On Family Guy, Bush has been shown in multiple episodes, doing things like showing up late for duty in the Vietnam War in the episode "PTV" and hiding in his Texas treehouse to avoid news of Hurricane Katrina in "The Fat Guy Strangler". In "Don't Make Me Over", Peter Griffin is chosen to perform for him at the White House. He acts like a clown, causing Bush to laugh childishly until he knocks over a snow globe, causing him to cry equally childishly. In "Saving Private Brian", Stewie Griffin enlists himself and Brian Griffin to the US Army, and both are sent to fight in Iraq. They are trying to be discharged when all of a sudden, democracy kicks in exactly as Bush predicted, allowing them to go home. Stewie says he wishes to know who is the genius behind that war plan. The episode then cuts to a scene of Bush pushing a Slinky down a set of stairs in the White House. After failing the first attempt to make the toy go down all of the steps, he succeeds in his second try, and exclaims, "Laura... Laura!".

The most recent appearance of Bush on Family Guy was on the episode "Excellence in Broadcasting," in which Bush runs into the room in a childish manner and jumps into Rush Limbaugh's arms while saying many childish things. Limbaugh then proceeds to give him a lollipop and he runs off.   

Bush has been cited as the inspiration for the long-running adult animated series American Dad! When asked what first sparked the idea for American Dad! Seth MacFarlane answered, "It was right after the [2000] election, and me and co-creator Matt Weitzman were so frustrated with the Bush administration that we would just spend days bitching and complaining, and we figured we should channel this into something creative and hopefully profitable." The series has even had an episode titled "Bush Comes to Dinner" in which then-President Bush appears, presented as a buffoon.

_ _ _

PROBLEM A | Rewrite the entries starting at the line containing "table-row (1256, 658, 2227, 715)" and ending at the line containing "service-name: Poli Umum (198, 717, 601, 798)", replacing "Sabtu" with "Saturday" and leaving everything else unchanged.
The entries that follow are unrelated to the text about Bush on Family Guy and American Dad!

_ _ _

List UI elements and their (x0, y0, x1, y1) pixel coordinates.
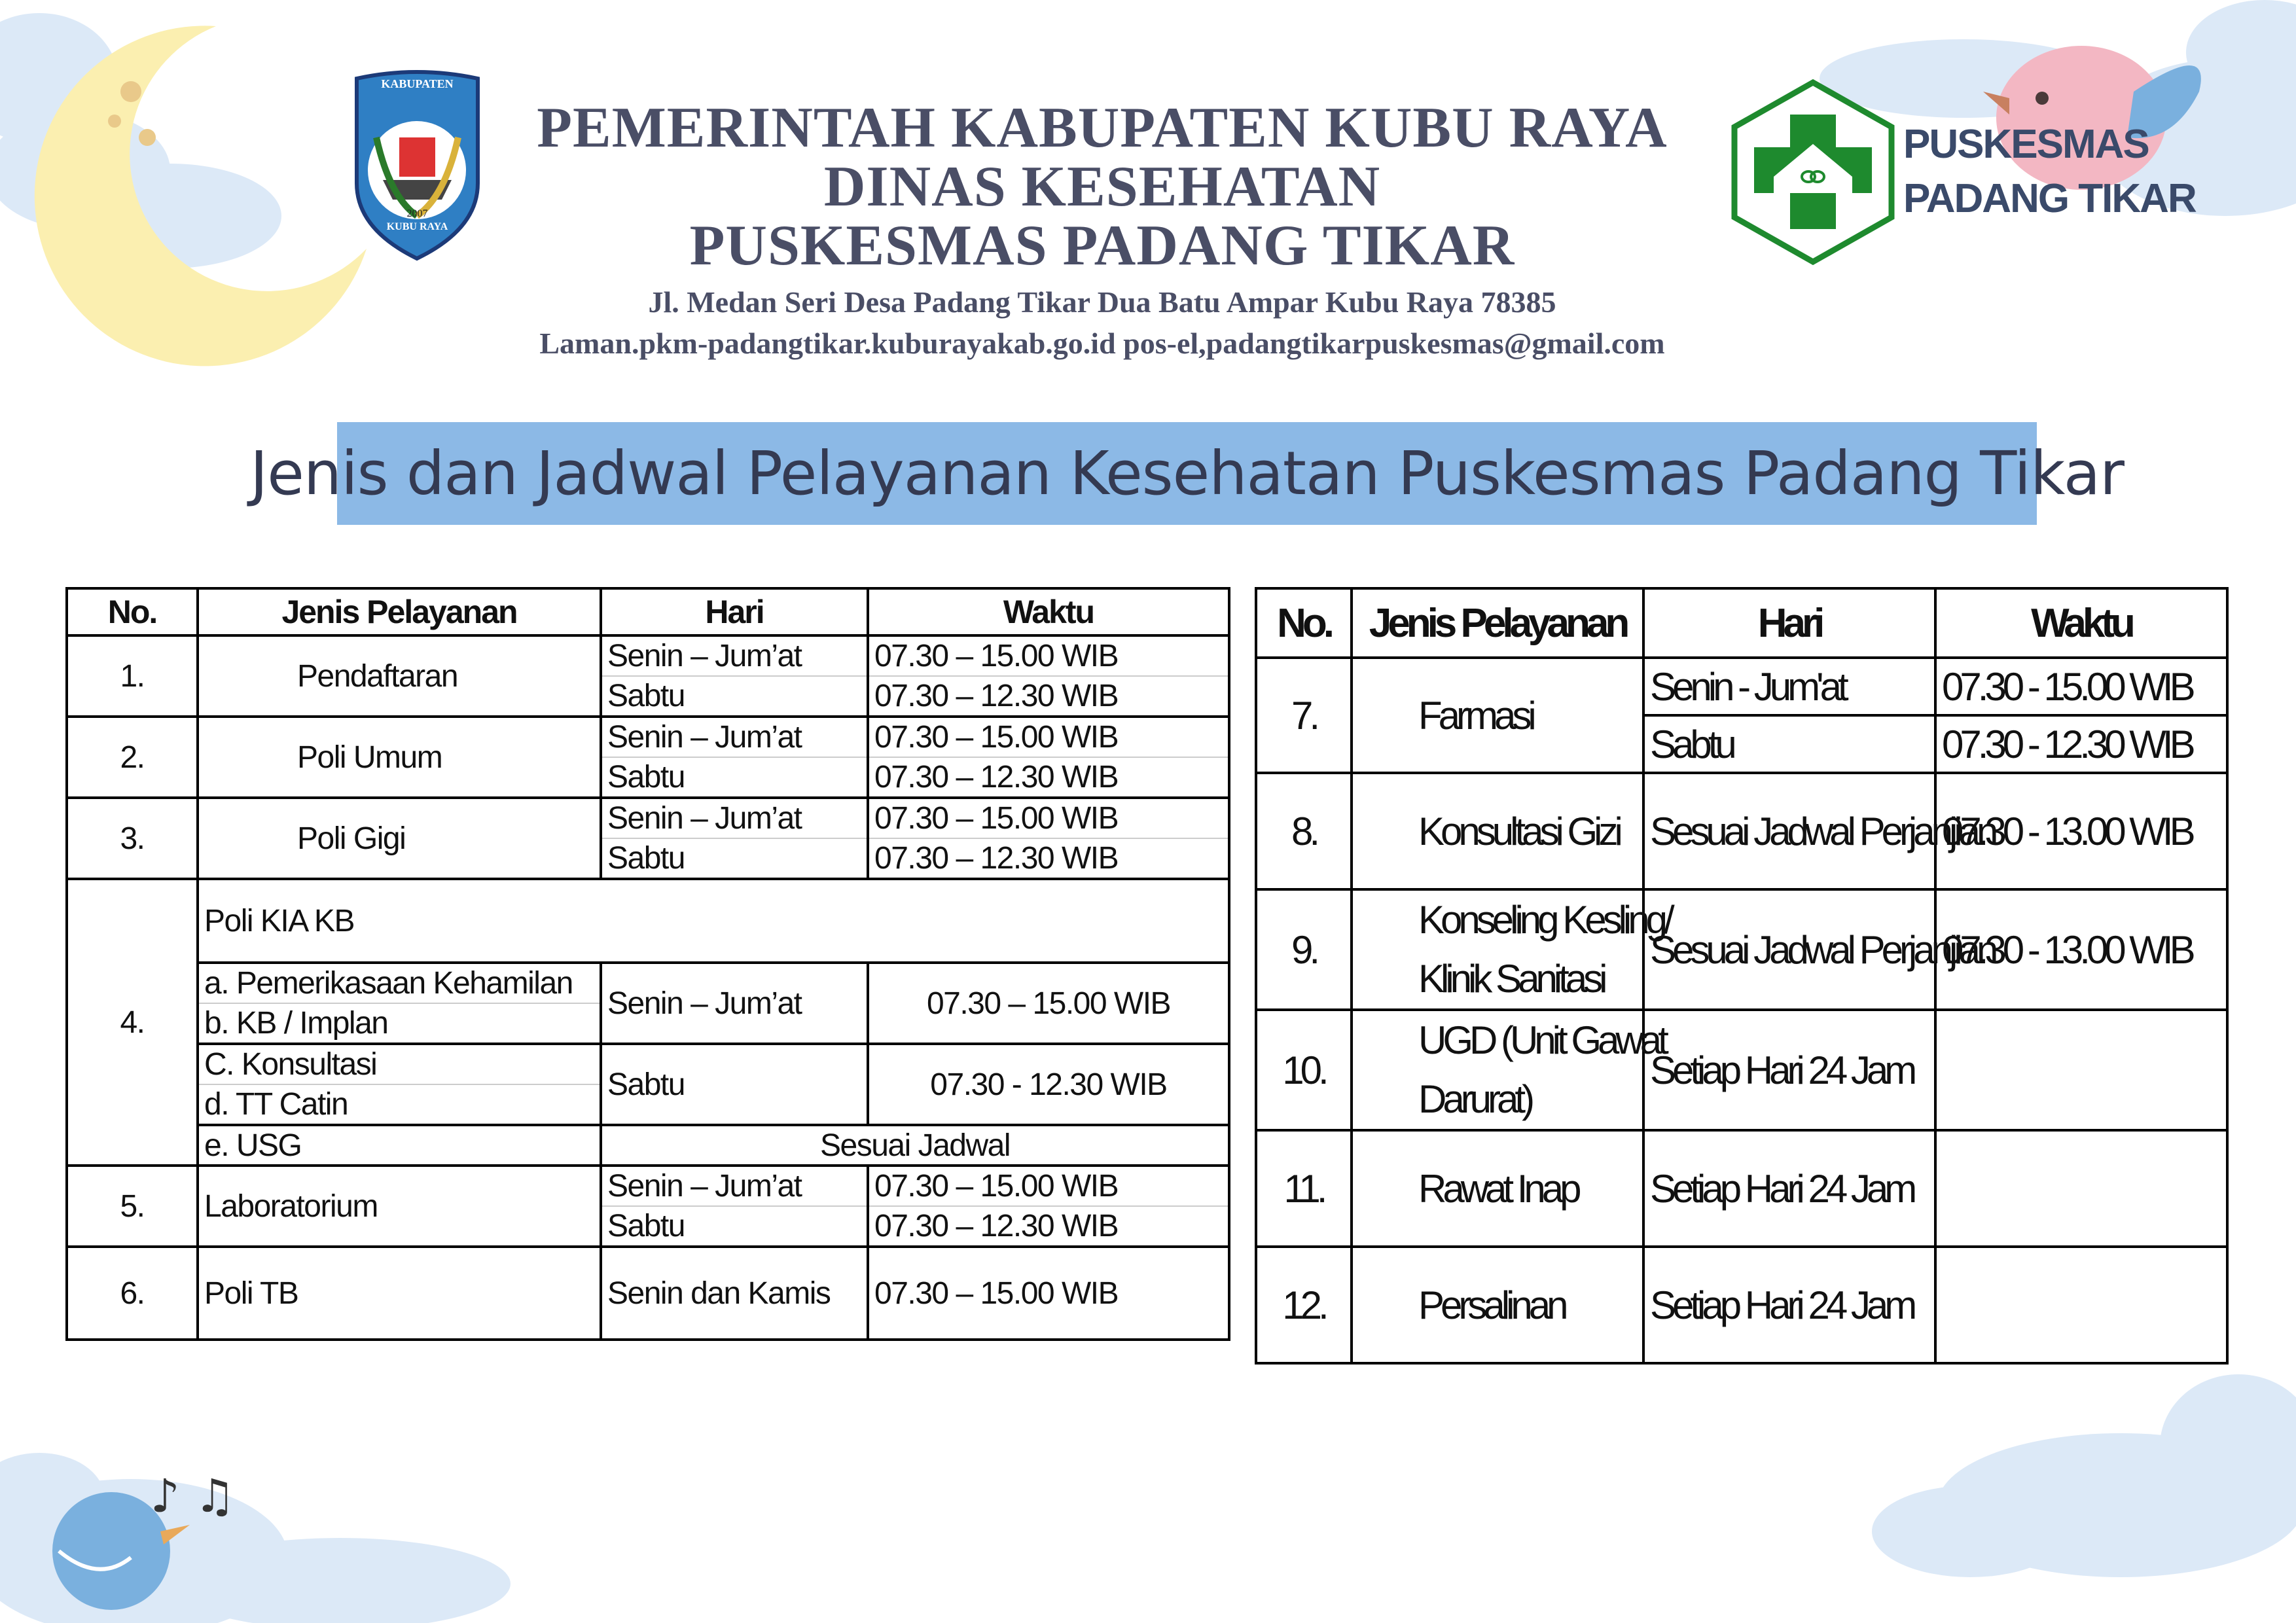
table-row (1256, 658, 2227, 715)
service-name (1352, 889, 1671, 1010)
service-name: Farmasi (1352, 658, 1643, 773)
service-name (1352, 1010, 1665, 1130)
service-name: Persalinan (1352, 1247, 1643, 1363)
sub-service-d: d. TT Catin (198, 1084, 601, 1125)
service-name: Poli TB (198, 1247, 601, 1340)
day-cell: Senin – Jum’at (601, 717, 868, 757)
col-header-day: Hari (601, 588, 868, 635)
service-name: Rawat Inap (1352, 1130, 1643, 1247)
logo-text-line-2: PADANG TIKAR (1903, 176, 2196, 221)
row-number: 9. (1256, 889, 1352, 1010)
day-cell: Sabtu (601, 676, 868, 717)
crest-top-text: KABUPATEN (381, 77, 454, 90)
table-row (67, 1044, 1229, 1084)
row-number: 10. (1256, 1010, 1352, 1130)
puskesmas-logo-icon (1728, 79, 1898, 265)
day-cell: Senin – Jum’at (601, 798, 868, 838)
row-number: 11. (1256, 1130, 1352, 1247)
service-name: Poli KIA KB (198, 879, 1229, 963)
table-row (67, 1166, 1229, 1206)
time-cell: 07.30 - 13.00 WIB (1935, 773, 2227, 889)
table-row (1256, 1130, 2227, 1247)
day-cell: Sabtu (1643, 715, 1935, 773)
time-cell: 07.30 - 12.30 WIB (868, 1044, 1229, 1125)
header-address: Jl. Medan Seri Desa Padang Tikar Dua Batu Ampar Kubu Raya 78385 (648, 285, 1556, 319)
row-number: 3. (67, 798, 198, 879)
service-name: Poli Umum (198, 717, 601, 798)
day-cell: Senin – Jum’at (601, 963, 868, 1044)
time-cell (1935, 1130, 2227, 1247)
day-cell: Setiap Hari 24 Jam (1643, 1130, 1935, 1247)
day-cell: Sabtu (601, 1044, 868, 1125)
day-cell: Sesuai Jadwal Perjanjian (1643, 889, 1935, 1010)
day-cell: Senin – Jum’at (601, 635, 868, 676)
day-cell: Setiap Hari 24 Jam (1643, 1247, 1935, 1363)
time-cell (1935, 1010, 2227, 1130)
time-cell: 07.30 - 13.00 WIB (1935, 889, 2227, 1010)
title-banner (250, 422, 2124, 525)
col-header-time: Waktu (868, 588, 1229, 635)
col-header-day: Hari (1643, 588, 1935, 658)
day-cell: Setiap Hari 24 Jam (1643, 1010, 1935, 1130)
decor-bottom-left (0, 1335, 524, 1623)
page-title: Jenis dan Jadwal Pelayanan Kesehatan Puskesmas Padang Tikar (250, 438, 2124, 508)
table-header-row (67, 588, 1229, 635)
usg-schedule-cell: Sesuai Jadwal (601, 1125, 1229, 1166)
time-cell: 07.30 – 15.00 WIB (868, 635, 1229, 676)
day-cell: Sabtu (601, 838, 868, 879)
table-row (67, 1125, 1229, 1166)
service-name-line-2: Klinik Sanitasi (1418, 957, 1604, 1001)
header-line-3: PUSKESMAS PADANG TIKAR (689, 214, 1515, 277)
logo-text-line-1: PUSKESMAS (1903, 122, 2149, 167)
crest-bottom-text: KUBU RAYA (386, 221, 448, 232)
time-cell: 07.30 – 15.00 WIB (868, 1247, 1229, 1340)
row-number: 1. (67, 635, 198, 717)
service-name-line-1: UGD (Unit Gawat (1418, 1018, 1665, 1062)
service-name-line-1: Konseling Kesling/ (1418, 898, 1671, 942)
table-row (1256, 1010, 2227, 1130)
decor-bottom-right (1872, 1361, 2296, 1623)
table-row (1256, 773, 2227, 889)
service-name: Laboratorium (198, 1166, 601, 1247)
row-number: 4. (67, 879, 198, 1166)
table-row (67, 717, 1229, 757)
col-header-service: Jenis Pelayanan (198, 588, 601, 635)
table-row (67, 635, 1229, 676)
day-cell: Sesuai Jadwal Perjanjian (1643, 773, 1935, 889)
table-header-row (1256, 588, 2227, 658)
day-cell: Senin dan Kamis (601, 1247, 868, 1340)
table-row (1256, 1247, 2227, 1363)
service-name: Pendaftaran (198, 635, 601, 717)
service-name: Poli Gigi (198, 798, 601, 879)
day-cell: Sabtu (601, 1206, 868, 1247)
day-cell: Senin - Jum'at (1643, 658, 1935, 715)
time-cell: 07.30 – 15.00 WIB (868, 963, 1229, 1044)
col-header-service: Jenis Pelayanan (1352, 588, 1643, 658)
table-row (67, 963, 1229, 1003)
time-cell: 07.30 - 12.30 WIB (1935, 715, 2227, 773)
service-name: Konsultasi Gizi (1352, 773, 1643, 889)
service-name-line-2: Darurat) (1418, 1077, 1532, 1121)
header-contact: Laman.pkm-padangtikar.kuburayakab.go.id pos-el,padangtikarpuskesmas@gmail.com (539, 327, 1665, 360)
day-cell: Senin – Jum’at (601, 1166, 868, 1206)
time-cell: 07.30 – 15.00 WIB (868, 1166, 1229, 1206)
crest-year-text: 2007 (406, 208, 428, 219)
music-notes-icon: ♪ ♫ (151, 1469, 236, 1523)
day-cell: Sabtu (601, 757, 868, 798)
sub-service-b: b. KB / Implan (198, 1003, 601, 1044)
time-cell (1935, 1247, 2227, 1363)
sub-service-a: a. Pemerikasaan Kehamilan (198, 963, 601, 1003)
right-schedule-table (1255, 587, 2229, 1364)
sub-service-e: e. USG (198, 1125, 601, 1166)
col-header-time: Waktu (1935, 588, 2227, 658)
table-row (67, 1247, 1229, 1340)
row-number: 7. (1256, 658, 1352, 773)
table-row (67, 798, 1229, 838)
col-header-no: No. (67, 588, 198, 635)
sub-service-c: C. Konsultasi (198, 1044, 601, 1084)
row-number: 12. (1256, 1247, 1352, 1363)
time-cell: 07.30 – 12.30 WIB (868, 838, 1229, 879)
time-cell: 07.30 - 15.00 WIB (1935, 658, 2227, 715)
left-schedule-table (65, 587, 1230, 1341)
row-number: 2. (67, 717, 198, 798)
header-line-1: PEMERINTAH KABUPATEN KUBU RAYA (537, 96, 1668, 160)
time-cell: 07.30 – 12.30 WIB (868, 676, 1229, 717)
table-row (67, 879, 1229, 963)
time-cell: 07.30 – 15.00 WIB (868, 798, 1229, 838)
row-number: 5. (67, 1166, 198, 1247)
row-number: 8. (1256, 773, 1352, 889)
col-header-no: No. (1256, 588, 1352, 658)
header-line-2: DINAS KESEHATAN (823, 155, 1381, 219)
time-cell: 07.30 – 12.30 WIB (868, 1206, 1229, 1247)
row-number: 6. (67, 1247, 198, 1340)
table-row (1256, 889, 2227, 1010)
time-cell: 07.30 – 12.30 WIB (868, 757, 1229, 798)
time-cell: 07.30 – 15.00 WIB (868, 717, 1229, 757)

_ _ _

PROBLEM B | In the text about Bush on Family Guy and American Dad!, what does Rush Limbaugh give Bush in "Excellence in Broadcasting"?

COMPLETE RESPONSE A |
table-row (1256, 658, 2227, 715)
service-name (1352, 889, 1671, 1010)
service-name: Farmasi (1352, 658, 1643, 773)
service-name (1352, 1010, 1665, 1130)
service-name: Persalinan (1352, 1247, 1643, 1363)
sub-service-d: d. TT Catin (198, 1084, 601, 1125)
service-name: Poli TB (198, 1247, 601, 1340)
day-cell: Senin – Jum’at (601, 717, 868, 757)
col-header-day: Hari (601, 588, 868, 635)
service-name: Rawat Inap (1352, 1130, 1643, 1247)
logo-text-line-2: PADANG TIKAR (1903, 176, 2196, 221)
row-number: 9. (1256, 889, 1352, 1010)
day-cell: Saturday (601, 676, 868, 717)
crest-top-text: KABUPATEN (381, 77, 454, 90)
table-row (67, 1044, 1229, 1084)
row-number: 10. (1256, 1010, 1352, 1130)
puskesmas-logo-icon (1728, 79, 1898, 265)
day-cell: Senin – Jum’at (601, 798, 868, 838)
row-number: 11. (1256, 1130, 1352, 1247)
service-name: Poli KIA KB (198, 879, 1229, 963)
table-row (67, 1166, 1229, 1206)
time-cell: 07.30 - 13.00 WIB (1935, 773, 2227, 889)
table-row (1256, 1130, 2227, 1247)
day-cell: Saturday (1643, 715, 1935, 773)
time-cell: 07.30 - 12.30 WIB (868, 1044, 1229, 1125)
header-address: Jl. Medan Seri Desa Padang Tikar Dua Batu Ampar Kubu Raya 78385 (648, 285, 1556, 319)
row-number: 3. (67, 798, 198, 879)
service-name: Poli Umum (198, 717, 601, 798)

COMPLETE RESPONSE B | A lollipop.